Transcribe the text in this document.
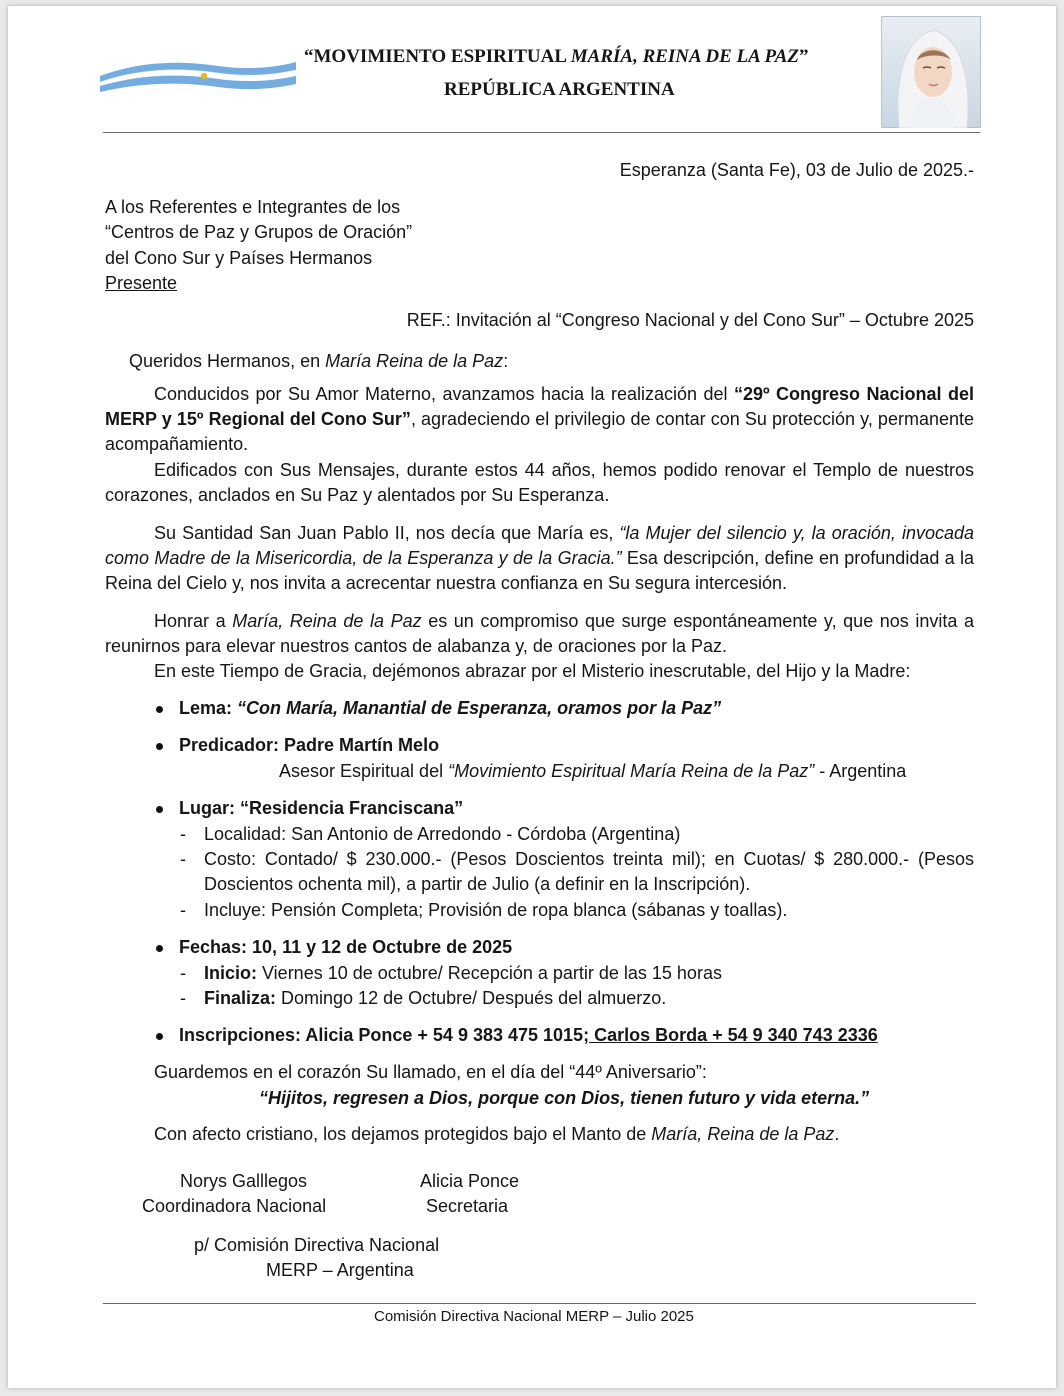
“MOVIMIENTO ESPIRITUAL MARÍA, REINA DE LA PAZ”
REPÚBLICA ARGENTINA
Esperanza (Santa Fe), 03 de Julio de 2025.-
A los Referentes e Integrantes de los
“Centros de Paz y Grupos de Oración”
del Cono Sur y Países Hermanos
Presente
REF.: Invitación al “Congreso Nacional y del Cono Sur” – Octubre 2025
Queridos Hermanos, en María Reina de la Paz:
Conducidos por Su Amor Materno, avanzamos hacia la realización del “29º Congreso Nacional del MERP y 15º Regional del Cono Sur”, agradeciendo el privilegio de contar con Su protección y, permanente acompañamiento.
Edificados con Sus Mensajes, durante estos 44 años, hemos podido renovar el Templo de nuestros corazones, anclados en Su Paz y alentados por Su Esperanza.
Su Santidad San Juan Pablo II, nos decía que María es, “la Mujer del silencio y, la oración, invocada como Madre de la Misericordia, de la Esperanza y de la Gracia.” Esa descripción, define en profundidad a la Reina del Cielo y, nos invita a acrecentar nuestra confianza en Su segura intercesión.
Honrar a María, Reina de la Paz es un compromiso que surge espontáneamente y, que nos invita a reunirnos para elevar nuestros cantos de alabanza y, de oraciones por la Paz.
En este Tiempo de Gracia, dejémonos abrazar por el Misterio inescrutable, del Hijo y la Madre:
Lema: “Con María, Manantial de Esperanza, oramos por la Paz”
Predicador: Padre Martín Melo
Asesor Espiritual del “Movimiento Espiritual María Reina de la Paz” - Argentina
Lugar: “Residencia Franciscana”
- Localidad: San Antonio de Arredondo - Córdoba (Argentina)
- Costo: Contado/ $ 230.000.- (Pesos Doscientos treinta mil); en Cuotas/ $ 280.000.- (Pesos Doscientos ochenta mil), a partir de Julio (a definir en la Inscripción).
- Incluye: Pensión Completa; Provisión de ropa blanca (sábanas y toallas).
Fechas: 10, 11 y 12 de Octubre de 2025
- Inicio: Viernes 10 de octubre/ Recepción a partir de las 15 horas
- Finaliza: Domingo 12 de Octubre/ Después del almuerzo.
Inscripciones: Alicia Ponce + 54 9 383 475 1015; Carlos Borda + 54 9 340 743 2336
Guardemos en el corazón Su llamado, en el día del “44º Aniversario”:
“Hijitos, regresen a Dios, porque con Dios, tienen futuro y vida eterna.”
Con afecto cristiano, los dejamos protegidos bajo el Manto de María, Reina de la Paz.
Norys Galllegos
Coordinadora Nacional
Alicia Ponce
Secretaria
p/ Comisión Directiva Nacional
MERP – Argentina
Comisión Directiva Nacional MERP – Julio 2025
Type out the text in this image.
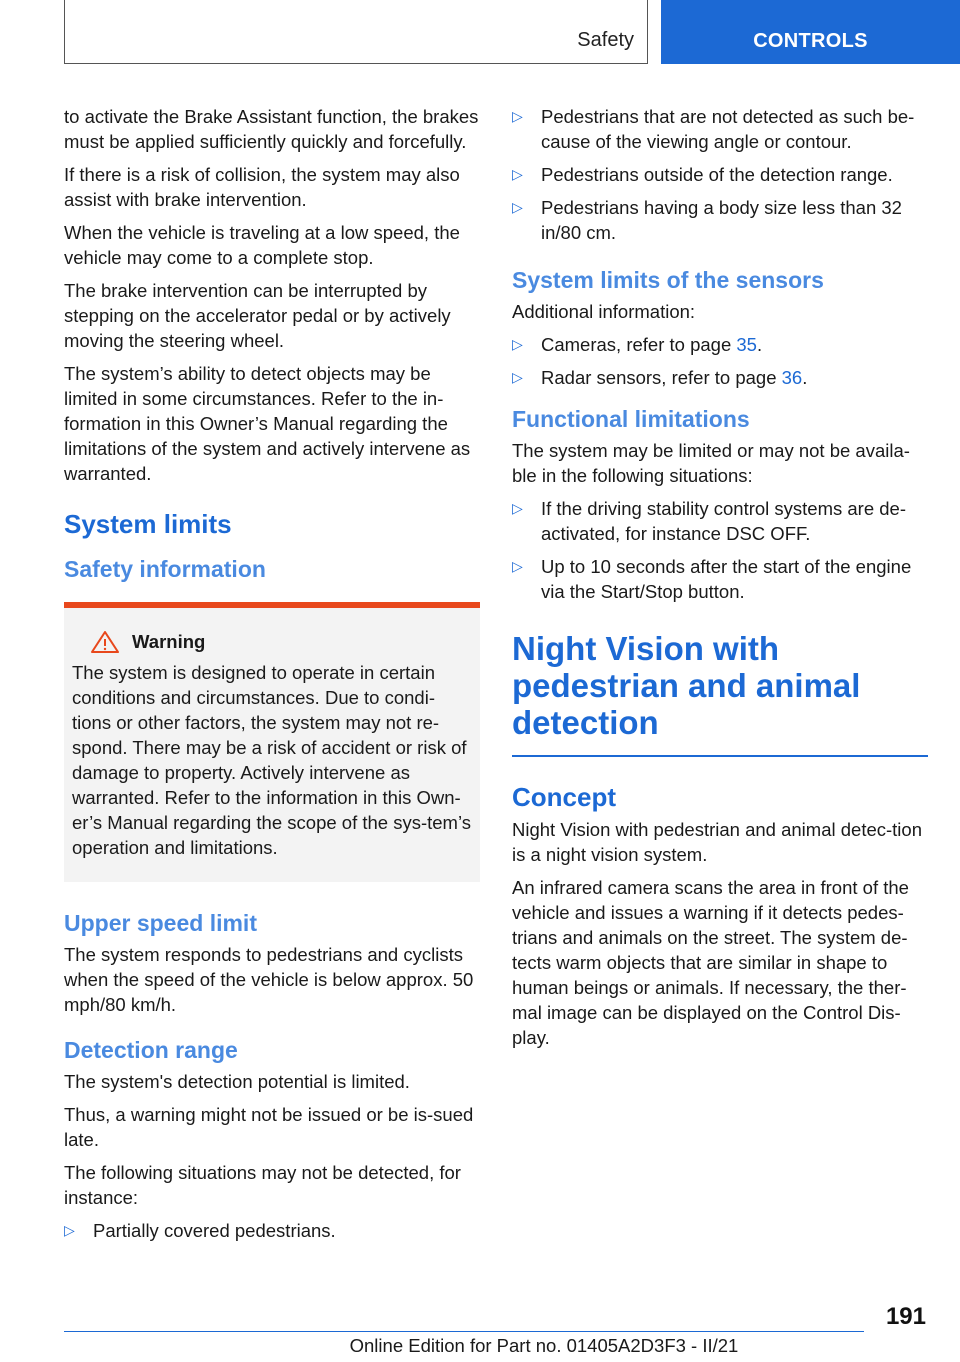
Safety	CONTROLS

to activate the Brake Assistant function, the brakes must be applied sufficiently quickly and forcefully.

If there is a risk of collision, the system may also assist with brake intervention.

When the vehicle is traveling at a low speed, the vehicle may come to a complete stop.

The brake intervention can be interrupted by stepping on the accelerator pedal or by actively moving the steering wheel.

The system’s ability to detect objects may be limited in some circumstances. Refer to the in-formation in this Owner’s Manual regarding the limitations of the system and actively intervene as warranted.

System limits
Safety information
Warning

The system is designed to operate in certain conditions and circumstances. Due to condi-tions or other factors, the system may not re-spond. There may be a risk of accident or risk of damage to property. Actively intervene as warranted. Refer to the information in this Own-er’s Manual regarding the scope of the sys-tem’s operation and limitations.

Upper speed limit

The system responds to pedestrians and cyclists when the speed of the vehicle is below approx. 50 mph/80 km/h.

Detection range

The system's detection potential is limited.

Thus, a warning might not be issued or be is-sued late.

The following situations may not be detected, for instance:

▷ Partially covered pedestrians.
▷ Pedestrians that are not detected as such be-cause of the viewing angle or contour.
▷ Pedestrians outside of the detection range.
▷ Pedestrians having a body size less than 32 in/80 cm.
System limits of the sensors

Additional information:

▷ Cameras, refer to page 35.
▷ Radar sensors, refer to page 36.
Functional limitations

The system may be limited or may not be availa-ble in the following situations:

▷ If the driving stability control systems are de-activated, for instance DSC OFF.
▷ Up to 10 seconds after the start of the engine via the Start/Stop button.
Night Vision with pedestrian and animal detection
Concept

Night Vision with pedestrian and animal detec-tion is a night vision system.

An infrared camera scans the area in front of the vehicle and issues a warning if it detects pedes-trians and animals on the street. The system de-tects warm objects that are similar in shape to human beings or animals. If necessary, the ther-mal image can be displayed on the Control Dis-play.

191
Online Edition for Part no. 01405A2D3F3 - II/21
══════════
# [Problem statement]
Where a line above contains the word "Hermanos", copy that line.

# [Reply to the exercise]
del Cono Sur y Países Hermanos
Queridos Hermanos, en María Reina de la Paz:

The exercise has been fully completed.